======== TEXTO DE LECTURA ========

La casa
La desconexión de la realidad y la falta de empatía con los ciudadanos son una irresponsabilidad que se acaba pagando
A estas alturas, pocos negarán que la vivienda tendría que estar entre las prioridades de la agenda política. Una de las paradojas de la crisis económica avivada por el boom inmobiliario es que, habiéndose construido más pisos que nunca durante la última década, jamás la vivienda había sido tan inaccesible como en estos años. El drama de los desahucios ha destapado la realidad preexistente de una población demasiado hipotecada y con muchas dificultades para acceder al alquiler. Al mismo tiempo, la necesidad de techo es imperiosa para aquellos ciudadanos víctimas de una exclusión social que cada vez es más visible en nuestras calles.
Ante esta realidad, sorprende que una tenencia de alcaldía del Ayuntamiento de Barcelona denominada “Hábitat Urbano” no haya reaccionado de manera clara. Se dirá que las autoridades locales tienen pocas competencias en vivienda, pero menos poder tiene la Plataforma de Afectados por la Hipoteca y ahí está, salvando vidas y forzando cambios legislativos. Mientras tanto, los responsables municipales, asesorados por institutos de arquitecturas avanzadas, se distraen con juegos dialécticos que aseguran que Barcelona se convertirá en una “ciudad autosuficiente, de barrios productivos de velocidad humana, en el seno de una metrópoli hiperconectada de alta velocidad y de emisiones cero”.
Es difícil encontrar un relato para la nueva Barcelona y este mantra biensonante parece sensible al cambio climático, las nuevas tecnologías y la regeneración económica de la ciudad. Sin embargo, este enfoque plantea dos problemas políticos de fondo. El primero tiene que ver con la representación. ¿A quién está representando el Gobierno local cuando alude a la autosuficiencia, la hiperconexión o la velocidad humana? ¿En nombre de quién está hablando? ¿Qué problema real de los ciudadanos que le han elegido está pretendiendo resolver? Puede que sea complejo gobernar la sociedad actual, pero la representación es el principio básico de los sistemas democráticos. La desconexión de la realidad y la falta de empatía con los ciudadanos son una irresponsabilidad que, además, tarde o temprano se acaba pagando en las urnas.

======== ENTRADAS EXTRAÍDAS ========

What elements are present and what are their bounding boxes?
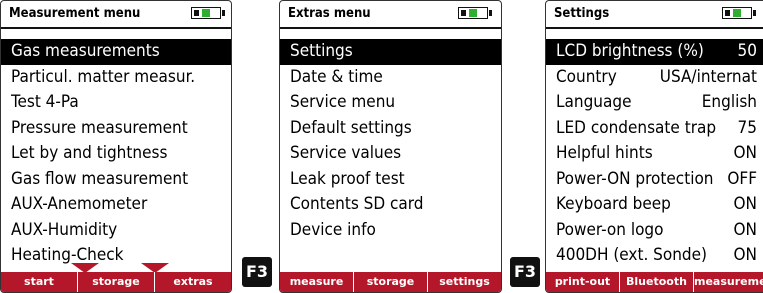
setting-label: Keyboard beep (556, 194, 671, 214)
menu-item-particulate-matter[interactable]: Particul. matter measur. (1, 65, 231, 91)
softkey-bluetooth[interactable]: Bluetooth (619, 272, 693, 292)
setting-value: ON (733, 194, 757, 214)
softkey-bar: measure storage settings (280, 272, 501, 292)
menu-item-leak-proof-test[interactable]: Leak proof test (280, 167, 501, 193)
softkey-storage[interactable]: storage (77, 272, 154, 292)
setting-value: ON (733, 219, 757, 240)
setting-value: ON (733, 245, 757, 265)
setting-keyboard-beep[interactable]: Keyboard beep ON (546, 192, 763, 218)
softkey-bar: start storage extras (1, 272, 231, 292)
menu-item-test-4pa[interactable]: Test 4-Pa (1, 90, 231, 116)
setting-label: Language (556, 92, 632, 112)
menu-list: Settings Date & time Service menu Defaul… (280, 39, 501, 243)
setting-label: Power-ON protection (556, 168, 714, 189)
setting-value: USA/internat (659, 66, 757, 87)
setting-value: English (701, 92, 757, 112)
setting-led-condensate-trap[interactable]: LED condensate trap 75 (546, 116, 763, 142)
setting-label: 400DH (ext. Sonde) (556, 245, 708, 265)
setting-lcd-brightness[interactable]: LCD brightness (%) 50 (546, 39, 763, 65)
menu-item-settings[interactable]: Settings (280, 39, 501, 65)
setting-language[interactable]: Language English (546, 90, 763, 116)
f3-key[interactable]: F3 (510, 257, 540, 287)
menu-item-gas-measurements[interactable]: Gas measurements (1, 39, 231, 65)
menu-item-date-time[interactable]: Date & time (280, 65, 501, 91)
setting-value: ON (733, 143, 757, 163)
menu-item-gas-flow-measurement[interactable]: Gas flow measurement (1, 167, 231, 193)
setting-value: OFF (727, 168, 757, 189)
softkey-start[interactable]: start (1, 272, 77, 292)
settings-screen: Settings LCD brightness (%) 50 Country U… (545, 0, 763, 293)
softkey-measure[interactable]: measure (280, 272, 353, 292)
setting-power-on-protection[interactable]: Power-ON protection OFF (546, 167, 763, 193)
softkey-print-out[interactable]: print-out (546, 272, 619, 292)
f3-key[interactable]: F3 (242, 257, 272, 287)
menu-item-device-info[interactable]: Device info (280, 218, 501, 244)
menu-item-contents-sd-card[interactable]: Contents SD card (280, 192, 501, 218)
setting-label: Power-on logo (556, 219, 664, 240)
softkey-measurement[interactable]: measurement (693, 272, 763, 292)
menu-item-heating-check[interactable]: Heating-Check (1, 243, 231, 269)
setting-value: 50 (737, 41, 757, 61)
menu-item-let-by-tightness[interactable]: Let by and tightness (1, 141, 231, 167)
battery-icon (458, 7, 492, 19)
menu-item-service-values[interactable]: Service values (280, 141, 501, 167)
menu-item-service-menu[interactable]: Service menu (280, 90, 501, 116)
setting-400dh-ext-sonde[interactable]: 400DH (ext. Sonde) ON (546, 243, 763, 269)
setting-power-on-logo[interactable]: Power-on logo ON (546, 218, 763, 244)
extras-menu-screen: Extras menu Settings Date & time Service… (279, 0, 502, 293)
setting-helpful-hints[interactable]: Helpful hints ON (546, 141, 763, 167)
measurement-menu-screen: Measurement menu Gas measurements Partic… (0, 0, 232, 293)
softkey-bar: print-out Bluetooth measurement (546, 272, 763, 292)
battery-icon (722, 7, 756, 19)
softkey-storage[interactable]: storage (353, 272, 427, 292)
menu-list: Gas measurements Particul. matter measur… (1, 39, 231, 269)
battery-icon (191, 7, 225, 19)
setting-value: 75 (737, 117, 757, 138)
setting-country[interactable]: Country USA/internat (546, 65, 763, 91)
softkey-extras[interactable]: extras (154, 272, 231, 292)
setting-label: LCD brightness (%) (556, 41, 704, 61)
menu-item-aux-anemometer[interactable]: AUX-Anemometer (1, 192, 231, 218)
menu-item-aux-humidity[interactable]: AUX-Humidity (1, 218, 231, 244)
setting-label: Country (556, 66, 617, 87)
menu-item-pressure-measurement[interactable]: Pressure measurement (1, 116, 231, 142)
setting-label: Helpful hints (556, 143, 653, 163)
softkey-settings[interactable]: settings (427, 272, 501, 292)
setting-label: LED condensate trap (556, 117, 717, 138)
menu-item-default-settings[interactable]: Default settings (280, 116, 501, 142)
settings-list: LCD brightness (%) 50 Country USA/intern… (546, 39, 763, 269)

========

→ **TAREA**: En el texto sobre la vivienda en Barcelona, ¿qué nombre tiene la tenencia de alcaldía del Ayuntamiento que no ha reaccionado de manera clara? Los ítems no son necesarios.

→ **RESPUESTA**: Se denomina «Hábitat Urbano».